Items listed in a dataset
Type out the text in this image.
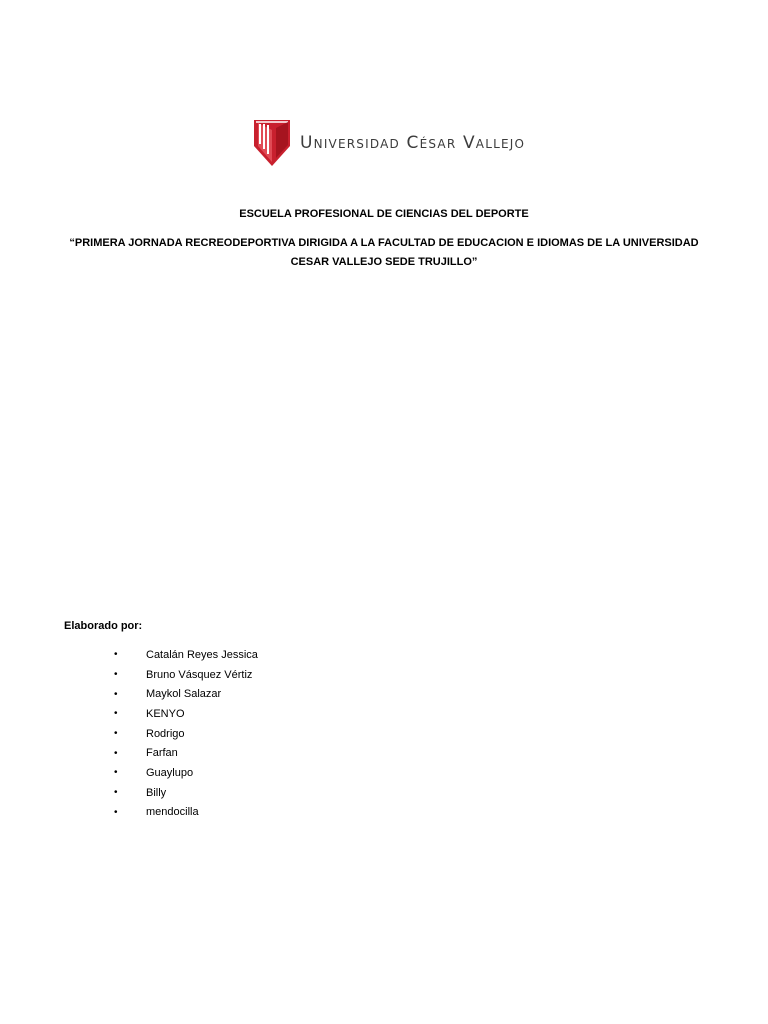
Universidad César Vallejo
ESCUELA PROFESIONAL DE CIENCIAS DEL DEPORTE
“PRIMERA JORNADA RECREODEPORTIVA DIRIGIDA A LA FACULTAD DE EDUCACION E IDIOMAS DE LA UNIVERSIDAD
CESAR VALLEJO SEDE TRUJILLO”
Elaborado por:
•	Catalán Reyes Jessica
•	Bruno Vásquez Vértiz
•	Maykol Salazar
•	KENYO
•	Rodrigo
•	Farfan
•	Guaylupo
•	Billy
•	mendocilla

**EXERCISE OBJECTIVE**
Leave out the pictures and restate everything else word for word.

**WRITTEN REPLY**
Type out the text in this image.
Universidad César Vallejo
ESCUELA PROFESIONAL DE CIENCIAS DEL DEPORTE
“PRIMERA JORNADA RECREODEPORTIVA DIRIGIDA A LA FACULTAD DE EDUCACION E IDIOMAS DE LA UNIVERSIDAD
CESAR VALLEJO SEDE TRUJILLO”
Elaborado por:
•	Catalán Reyes Jessica
•	Bruno Vásquez Vértiz
•	Maykol Salazar
•	KENYO
•	Rodrigo
•	Farfan
•	Guaylupo
•	Billy
•	mendocilla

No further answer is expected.